Exclude the pictures and reproduce the remaining data exactly as written.

##############################

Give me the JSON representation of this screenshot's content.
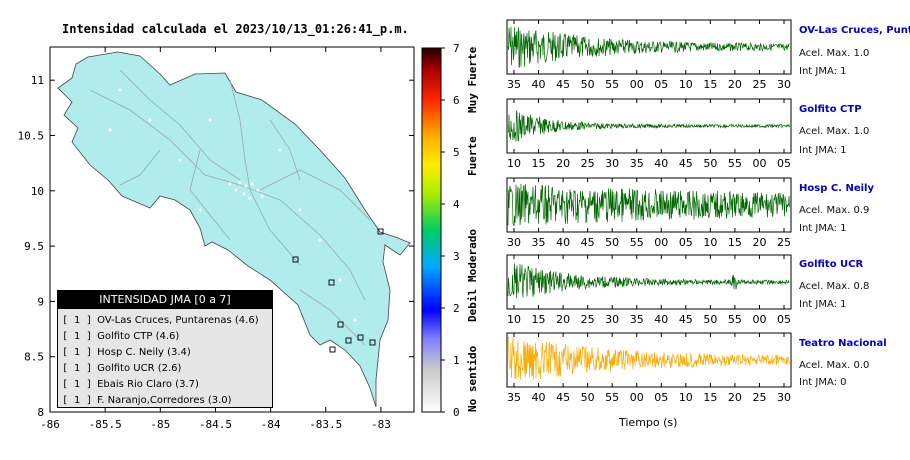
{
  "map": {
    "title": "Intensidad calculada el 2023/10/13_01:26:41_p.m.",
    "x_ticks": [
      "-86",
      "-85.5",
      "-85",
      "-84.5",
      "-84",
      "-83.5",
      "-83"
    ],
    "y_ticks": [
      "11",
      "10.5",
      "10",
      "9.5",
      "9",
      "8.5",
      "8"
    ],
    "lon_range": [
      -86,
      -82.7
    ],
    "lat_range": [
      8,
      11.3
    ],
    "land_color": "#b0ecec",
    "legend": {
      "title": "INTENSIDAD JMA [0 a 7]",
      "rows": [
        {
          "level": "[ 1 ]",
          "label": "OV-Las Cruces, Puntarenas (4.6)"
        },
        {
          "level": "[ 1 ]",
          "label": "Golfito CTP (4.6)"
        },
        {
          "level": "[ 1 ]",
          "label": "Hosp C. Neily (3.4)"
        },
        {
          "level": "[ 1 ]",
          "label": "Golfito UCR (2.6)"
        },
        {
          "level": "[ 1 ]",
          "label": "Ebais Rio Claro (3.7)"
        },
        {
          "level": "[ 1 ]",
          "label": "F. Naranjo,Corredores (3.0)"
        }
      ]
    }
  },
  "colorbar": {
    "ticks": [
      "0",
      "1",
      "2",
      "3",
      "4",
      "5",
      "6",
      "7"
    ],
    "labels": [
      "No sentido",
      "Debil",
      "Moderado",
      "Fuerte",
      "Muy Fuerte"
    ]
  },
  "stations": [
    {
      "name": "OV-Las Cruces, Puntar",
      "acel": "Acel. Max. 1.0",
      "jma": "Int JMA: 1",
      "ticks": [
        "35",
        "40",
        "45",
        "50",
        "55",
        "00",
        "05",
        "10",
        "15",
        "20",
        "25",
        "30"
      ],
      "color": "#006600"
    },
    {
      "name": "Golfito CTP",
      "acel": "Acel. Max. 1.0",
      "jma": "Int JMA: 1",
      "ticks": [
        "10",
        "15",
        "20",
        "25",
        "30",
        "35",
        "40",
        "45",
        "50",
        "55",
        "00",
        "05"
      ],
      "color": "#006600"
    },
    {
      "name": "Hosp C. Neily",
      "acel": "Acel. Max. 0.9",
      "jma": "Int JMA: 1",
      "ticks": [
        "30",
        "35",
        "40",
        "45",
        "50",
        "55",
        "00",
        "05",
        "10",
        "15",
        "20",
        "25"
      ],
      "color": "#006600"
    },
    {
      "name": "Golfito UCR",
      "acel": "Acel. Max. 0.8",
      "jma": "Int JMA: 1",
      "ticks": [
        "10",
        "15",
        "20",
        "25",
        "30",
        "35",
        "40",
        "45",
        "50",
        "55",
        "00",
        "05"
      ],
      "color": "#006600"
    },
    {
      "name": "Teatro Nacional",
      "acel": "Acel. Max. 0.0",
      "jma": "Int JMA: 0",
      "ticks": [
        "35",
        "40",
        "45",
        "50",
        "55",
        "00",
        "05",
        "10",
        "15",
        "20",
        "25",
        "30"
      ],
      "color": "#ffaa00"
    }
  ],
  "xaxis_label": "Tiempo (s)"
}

##############################

• _Written answer_:
Give me the JSON representation of this screenshot's content.
{
  "map": {
    "title": "Intensidad calculada el 2023/10/13_01:26:41_p.m.",
    "x_ticks": [
      "-86",
      "-85.5",
      "-85",
      "-84.5",
      "-84",
      "-83.5",
      "-83"
    ],
    "y_ticks": [
      "11",
      "10.5",
      "10",
      "9.5",
      "9",
      "8.5",
      "8"
    ],
    "lon_range": [
      -86,
      -82.7
    ],
    "lat_range": [
      8,
      11.3
    ],
    "land_color": "#b0ecec",
    "legend": {
      "title": "INTENSIDAD JMA [0 a 7]",
      "rows": [
        {
          "level": "[ 1 ]",
          "label": "OV-Las Cruces, Puntarenas (4.6)"
        },
        {
          "level": "[ 1 ]",
          "label": "Golfito CTP (4.6)"
        },
        {
          "level": "[ 1 ]",
          "label": "Hosp C. Neily (3.4)"
        },
        {
          "level": "[ 1 ]",
          "label": "Golfito UCR (2.6)"
        },
        {
          "level": "[ 1 ]",
          "label": "Ebais Rio Claro (3.7)"
        },
        {
          "level": "[ 1 ]",
          "label": "F. Naranjo,Corredores (3.0)"
        }
      ]
    }
  },
  "colorbar": {
    "ticks": [
      "0",
      "1",
      "2",
      "3",
      "4",
      "5",
      "6",
      "7"
    ],
    "labels": [
      "No sentido",
      "Debil",
      "Moderado",
      "Fuerte",
      "Muy Fuerte"
    ]
  },
  "stations": [
    {
      "name": "OV-Las Cruces, Puntar",
      "acel": "Acel. Max. 1.0",
      "jma": "Int JMA: 1",
      "ticks": [
        "35",
        "40",
        "45",
        "50",
        "55",
        "00",
        "05",
        "10",
        "15",
        "20",
        "25",
        "30"
      ],
      "color": "#006600"
    },
    {
      "name": "Golfito CTP",
      "acel": "Acel. Max. 1.0",
      "jma": "Int JMA: 1",
      "ticks": [
        "10",
        "15",
        "20",
        "25",
        "30",
        "35",
        "40",
        "45",
        "50",
        "55",
        "00",
        "05"
      ],
      "color": "#006600"
    },
    {
      "name": "Hosp C. Neily",
      "acel": "Acel. Max. 0.9",
      "jma": "Int JMA: 1",
      "ticks": [
        "30",
        "35",
        "40",
        "45",
        "50",
        "55",
        "00",
        "05",
        "10",
        "15",
        "20",
        "25"
      ],
      "color": "#006600"
    },
    {
      "name": "Golfito UCR",
      "acel": "Acel. Max. 0.8",
      "jma": "Int JMA: 1",
      "ticks": [
        "10",
        "15",
        "20",
        "25",
        "30",
        "35",
        "40",
        "45",
        "50",
        "55",
        "00",
        "05"
      ],
      "color": "#006600"
    },
    {
      "name": "Teatro Nacional",
      "acel": "Acel. Max. 0.0",
      "jma": "Int JMA: 0",
      "ticks": [
        "35",
        "40",
        "45",
        "50",
        "55",
        "00",
        "05",
        "10",
        "15",
        "20",
        "25",
        "30"
      ],
      "color": "#ffaa00"
    }
  ],
  "xaxis_label": "Tiempo (s)"
}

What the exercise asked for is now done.